→ **GOAL OF THE EXERCISE**
Could you present the rows from the very first one through the one containing "histogram-bar: [1656, 96, 1691, 631]", both included, as a numbered list with any blank lines left out?

→ **EXTRACTED MATERIAL**
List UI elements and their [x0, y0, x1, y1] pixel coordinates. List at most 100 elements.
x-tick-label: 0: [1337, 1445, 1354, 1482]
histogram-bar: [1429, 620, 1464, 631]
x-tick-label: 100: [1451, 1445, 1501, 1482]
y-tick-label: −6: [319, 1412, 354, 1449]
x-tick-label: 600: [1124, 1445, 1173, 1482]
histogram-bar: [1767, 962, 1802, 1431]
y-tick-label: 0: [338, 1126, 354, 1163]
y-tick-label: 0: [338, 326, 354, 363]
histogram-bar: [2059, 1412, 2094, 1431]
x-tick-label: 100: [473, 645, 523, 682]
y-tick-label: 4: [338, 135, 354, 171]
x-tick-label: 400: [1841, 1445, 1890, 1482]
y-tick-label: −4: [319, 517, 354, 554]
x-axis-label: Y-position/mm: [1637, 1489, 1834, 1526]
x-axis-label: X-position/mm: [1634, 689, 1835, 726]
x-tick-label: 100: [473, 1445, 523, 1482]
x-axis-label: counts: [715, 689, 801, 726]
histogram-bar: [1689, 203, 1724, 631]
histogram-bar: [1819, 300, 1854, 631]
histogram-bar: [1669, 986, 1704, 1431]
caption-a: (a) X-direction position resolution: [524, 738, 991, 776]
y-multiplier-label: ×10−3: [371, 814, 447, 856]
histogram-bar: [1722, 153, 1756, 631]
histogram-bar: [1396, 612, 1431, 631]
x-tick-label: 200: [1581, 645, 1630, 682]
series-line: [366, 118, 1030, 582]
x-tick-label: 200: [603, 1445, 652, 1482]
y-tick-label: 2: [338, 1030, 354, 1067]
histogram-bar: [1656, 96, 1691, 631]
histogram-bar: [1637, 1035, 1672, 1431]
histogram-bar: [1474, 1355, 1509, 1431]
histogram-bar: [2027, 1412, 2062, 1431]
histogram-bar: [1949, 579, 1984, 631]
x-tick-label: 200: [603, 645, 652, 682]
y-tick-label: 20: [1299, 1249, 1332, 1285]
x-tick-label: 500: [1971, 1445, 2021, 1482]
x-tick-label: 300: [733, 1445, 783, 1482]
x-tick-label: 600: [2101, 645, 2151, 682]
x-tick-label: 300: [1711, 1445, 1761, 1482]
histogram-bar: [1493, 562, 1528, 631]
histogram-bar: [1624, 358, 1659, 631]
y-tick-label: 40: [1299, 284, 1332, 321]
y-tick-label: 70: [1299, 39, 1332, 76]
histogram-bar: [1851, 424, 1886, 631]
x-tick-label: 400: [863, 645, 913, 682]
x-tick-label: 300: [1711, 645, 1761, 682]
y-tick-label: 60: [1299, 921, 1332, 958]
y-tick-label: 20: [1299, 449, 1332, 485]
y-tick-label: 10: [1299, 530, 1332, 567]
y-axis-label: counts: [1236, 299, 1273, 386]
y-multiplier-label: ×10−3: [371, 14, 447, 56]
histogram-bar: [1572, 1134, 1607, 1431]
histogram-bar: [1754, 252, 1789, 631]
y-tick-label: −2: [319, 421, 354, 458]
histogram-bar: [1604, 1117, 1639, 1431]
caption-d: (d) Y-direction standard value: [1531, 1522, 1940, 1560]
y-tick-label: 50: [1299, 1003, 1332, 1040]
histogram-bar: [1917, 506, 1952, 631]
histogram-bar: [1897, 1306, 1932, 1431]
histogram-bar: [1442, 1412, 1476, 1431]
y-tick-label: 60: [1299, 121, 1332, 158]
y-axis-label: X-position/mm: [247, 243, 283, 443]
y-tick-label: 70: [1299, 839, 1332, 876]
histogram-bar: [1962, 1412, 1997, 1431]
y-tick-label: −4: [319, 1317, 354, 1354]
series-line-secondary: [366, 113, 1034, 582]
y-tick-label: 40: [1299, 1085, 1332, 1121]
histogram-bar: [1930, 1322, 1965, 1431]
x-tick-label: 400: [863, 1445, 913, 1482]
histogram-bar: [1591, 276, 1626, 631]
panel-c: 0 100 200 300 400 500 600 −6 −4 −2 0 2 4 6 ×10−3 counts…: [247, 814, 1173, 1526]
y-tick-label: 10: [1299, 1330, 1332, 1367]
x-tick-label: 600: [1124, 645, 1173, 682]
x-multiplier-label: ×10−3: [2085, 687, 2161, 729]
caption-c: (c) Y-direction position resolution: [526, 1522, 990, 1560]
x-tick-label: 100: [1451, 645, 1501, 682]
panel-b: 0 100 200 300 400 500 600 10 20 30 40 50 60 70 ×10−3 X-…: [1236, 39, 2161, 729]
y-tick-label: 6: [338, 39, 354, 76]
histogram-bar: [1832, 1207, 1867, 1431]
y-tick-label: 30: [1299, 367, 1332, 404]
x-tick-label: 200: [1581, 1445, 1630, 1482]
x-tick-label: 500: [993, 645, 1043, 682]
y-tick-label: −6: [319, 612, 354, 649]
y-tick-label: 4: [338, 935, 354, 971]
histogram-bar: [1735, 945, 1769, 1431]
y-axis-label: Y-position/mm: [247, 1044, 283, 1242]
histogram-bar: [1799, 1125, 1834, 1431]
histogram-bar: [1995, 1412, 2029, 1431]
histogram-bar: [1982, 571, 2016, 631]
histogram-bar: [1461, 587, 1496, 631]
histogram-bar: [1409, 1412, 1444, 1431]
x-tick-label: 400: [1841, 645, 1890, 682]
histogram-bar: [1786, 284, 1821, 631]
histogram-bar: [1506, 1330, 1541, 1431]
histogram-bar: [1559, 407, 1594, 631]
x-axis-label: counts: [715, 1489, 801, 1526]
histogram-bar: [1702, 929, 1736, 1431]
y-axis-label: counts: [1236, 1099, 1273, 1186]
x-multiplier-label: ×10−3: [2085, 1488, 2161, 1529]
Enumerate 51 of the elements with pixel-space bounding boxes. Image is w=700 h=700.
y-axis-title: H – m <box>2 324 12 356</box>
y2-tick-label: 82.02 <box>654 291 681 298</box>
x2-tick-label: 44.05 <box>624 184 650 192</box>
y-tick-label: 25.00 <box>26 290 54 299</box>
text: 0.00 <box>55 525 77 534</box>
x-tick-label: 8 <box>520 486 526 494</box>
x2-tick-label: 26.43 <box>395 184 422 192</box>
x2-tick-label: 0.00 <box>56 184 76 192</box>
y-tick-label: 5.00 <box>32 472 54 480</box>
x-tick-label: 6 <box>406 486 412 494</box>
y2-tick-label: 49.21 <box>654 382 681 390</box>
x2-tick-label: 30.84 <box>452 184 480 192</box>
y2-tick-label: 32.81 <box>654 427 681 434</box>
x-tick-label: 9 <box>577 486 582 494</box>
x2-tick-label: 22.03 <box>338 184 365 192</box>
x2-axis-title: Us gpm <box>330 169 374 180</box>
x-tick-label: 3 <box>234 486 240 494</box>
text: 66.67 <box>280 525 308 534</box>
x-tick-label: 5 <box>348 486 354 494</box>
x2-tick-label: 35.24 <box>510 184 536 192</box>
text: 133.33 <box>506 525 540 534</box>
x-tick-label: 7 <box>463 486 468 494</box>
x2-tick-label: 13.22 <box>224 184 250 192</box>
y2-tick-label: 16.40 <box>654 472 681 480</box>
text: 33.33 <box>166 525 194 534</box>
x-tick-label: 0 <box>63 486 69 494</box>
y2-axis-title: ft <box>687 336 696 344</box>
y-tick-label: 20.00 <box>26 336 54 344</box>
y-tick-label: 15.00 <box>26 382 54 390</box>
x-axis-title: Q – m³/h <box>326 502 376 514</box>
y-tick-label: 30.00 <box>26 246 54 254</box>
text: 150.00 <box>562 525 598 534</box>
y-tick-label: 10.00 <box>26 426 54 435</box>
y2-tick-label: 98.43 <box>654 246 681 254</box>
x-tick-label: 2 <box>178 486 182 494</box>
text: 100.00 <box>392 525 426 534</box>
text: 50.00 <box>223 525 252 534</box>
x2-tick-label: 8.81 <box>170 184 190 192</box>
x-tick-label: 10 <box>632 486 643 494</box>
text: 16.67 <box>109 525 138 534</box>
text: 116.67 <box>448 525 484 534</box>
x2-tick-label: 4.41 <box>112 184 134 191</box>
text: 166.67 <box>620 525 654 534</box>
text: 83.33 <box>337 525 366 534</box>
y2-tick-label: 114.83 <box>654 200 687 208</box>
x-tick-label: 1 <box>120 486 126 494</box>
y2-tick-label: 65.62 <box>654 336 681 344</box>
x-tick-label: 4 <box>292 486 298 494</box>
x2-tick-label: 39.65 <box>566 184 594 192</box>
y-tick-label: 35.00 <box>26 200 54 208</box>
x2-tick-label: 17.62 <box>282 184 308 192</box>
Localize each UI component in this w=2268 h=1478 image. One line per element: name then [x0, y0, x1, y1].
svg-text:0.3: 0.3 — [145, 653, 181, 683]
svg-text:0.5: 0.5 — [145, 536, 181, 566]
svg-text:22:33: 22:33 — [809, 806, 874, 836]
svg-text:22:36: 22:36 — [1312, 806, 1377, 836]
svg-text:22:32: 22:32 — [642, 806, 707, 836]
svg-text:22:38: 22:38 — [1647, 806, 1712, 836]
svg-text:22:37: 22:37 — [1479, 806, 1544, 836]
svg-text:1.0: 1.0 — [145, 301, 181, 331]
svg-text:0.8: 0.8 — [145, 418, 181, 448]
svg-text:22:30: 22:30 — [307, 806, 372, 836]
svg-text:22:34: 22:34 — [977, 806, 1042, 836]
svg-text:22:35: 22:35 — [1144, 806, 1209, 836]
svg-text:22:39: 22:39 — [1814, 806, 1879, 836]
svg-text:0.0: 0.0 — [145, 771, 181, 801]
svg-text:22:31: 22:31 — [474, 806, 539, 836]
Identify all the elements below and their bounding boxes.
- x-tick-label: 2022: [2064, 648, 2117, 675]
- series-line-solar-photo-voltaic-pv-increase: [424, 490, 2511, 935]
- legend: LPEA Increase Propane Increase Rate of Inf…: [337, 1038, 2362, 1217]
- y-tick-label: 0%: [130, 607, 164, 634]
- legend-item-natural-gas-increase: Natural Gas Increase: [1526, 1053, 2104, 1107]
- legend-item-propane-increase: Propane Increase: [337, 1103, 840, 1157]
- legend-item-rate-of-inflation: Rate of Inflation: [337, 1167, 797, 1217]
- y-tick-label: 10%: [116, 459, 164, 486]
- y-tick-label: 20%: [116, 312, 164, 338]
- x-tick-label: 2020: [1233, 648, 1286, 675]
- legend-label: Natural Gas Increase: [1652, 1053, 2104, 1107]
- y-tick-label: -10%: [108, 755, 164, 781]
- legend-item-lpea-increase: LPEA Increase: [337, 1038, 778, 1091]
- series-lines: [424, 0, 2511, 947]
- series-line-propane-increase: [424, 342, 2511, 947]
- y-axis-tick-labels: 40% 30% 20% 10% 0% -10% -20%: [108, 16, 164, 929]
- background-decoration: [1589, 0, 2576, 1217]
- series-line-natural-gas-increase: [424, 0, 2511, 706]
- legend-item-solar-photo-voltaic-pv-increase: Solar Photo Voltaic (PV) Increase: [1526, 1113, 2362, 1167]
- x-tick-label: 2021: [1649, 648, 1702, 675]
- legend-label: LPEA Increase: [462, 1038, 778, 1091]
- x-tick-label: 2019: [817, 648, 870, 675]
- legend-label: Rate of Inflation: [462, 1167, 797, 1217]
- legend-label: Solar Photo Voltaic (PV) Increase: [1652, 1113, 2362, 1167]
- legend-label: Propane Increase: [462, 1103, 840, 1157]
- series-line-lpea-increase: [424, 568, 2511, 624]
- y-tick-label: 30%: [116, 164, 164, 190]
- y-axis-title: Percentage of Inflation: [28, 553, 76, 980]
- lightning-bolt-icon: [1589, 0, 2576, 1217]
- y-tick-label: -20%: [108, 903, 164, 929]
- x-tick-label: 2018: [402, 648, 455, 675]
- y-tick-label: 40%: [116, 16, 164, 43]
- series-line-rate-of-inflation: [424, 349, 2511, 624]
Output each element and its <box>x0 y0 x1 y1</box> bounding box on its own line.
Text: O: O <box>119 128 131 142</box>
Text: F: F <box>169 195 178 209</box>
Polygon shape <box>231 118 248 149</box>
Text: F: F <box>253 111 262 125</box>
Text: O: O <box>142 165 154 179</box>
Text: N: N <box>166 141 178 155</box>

→ **TASK RESULT**
1. List UI elements and their [x0, y0, x1, y1] pixel coordinates. List at most 100 elements.
2. x-tick-label: 0: [1337, 1445, 1354, 1482]
3. histogram-bar: [1429, 620, 1464, 631]
4. x-tick-label: 100: [1451, 1445, 1501, 1482]
5. y-tick-label: −6: [319, 1412, 354, 1449]
6. x-tick-label: 600: [1124, 1445, 1173, 1482]
7. histogram-bar: [1767, 962, 1802, 1431]
8. y-tick-label: 0: [338, 1126, 354, 1163]
9. y-tick-label: 0: [338, 326, 354, 363]
10. histogram-bar: [2059, 1412, 2094, 1431]
11. x-tick-label: 100: [473, 645, 523, 682]
12. y-tick-label: 4: [338, 135, 354, 171]
13. x-tick-label: 400: [1841, 1445, 1890, 1482]
14. y-tick-label: −4: [319, 517, 354, 554]
15. x-axis-label: Y-position/mm: [1637, 1489, 1834, 1526]
16. x-axis-label: X-position/mm: [1634, 689, 1835, 726]
17. x-tick-label: 100: [473, 1445, 523, 1482]
18. x-axis-label: counts: [715, 689, 801, 726]
19. histogram-bar: [1689, 203, 1724, 631]
20. histogram-bar: [1819, 300, 1854, 631]
21. histogram-bar: [1669, 986, 1704, 1431]
22. caption-a: (a) X-direction position resolution: [524, 738, 991, 776]
23. y-multiplier-label: ×10−3: [371, 814, 447, 856]
24. histogram-bar: [1722, 153, 1756, 631]
25. histogram-bar: [1396, 612, 1431, 631]
26. x-tick-label: 200: [1581, 645, 1630, 682]
27. series-line: [366, 118, 1030, 582]
28. x-tick-label: 200: [603, 1445, 652, 1482]
29. y-tick-label: 2: [338, 1030, 354, 1067]
30. histogram-bar: [1656, 96, 1691, 631]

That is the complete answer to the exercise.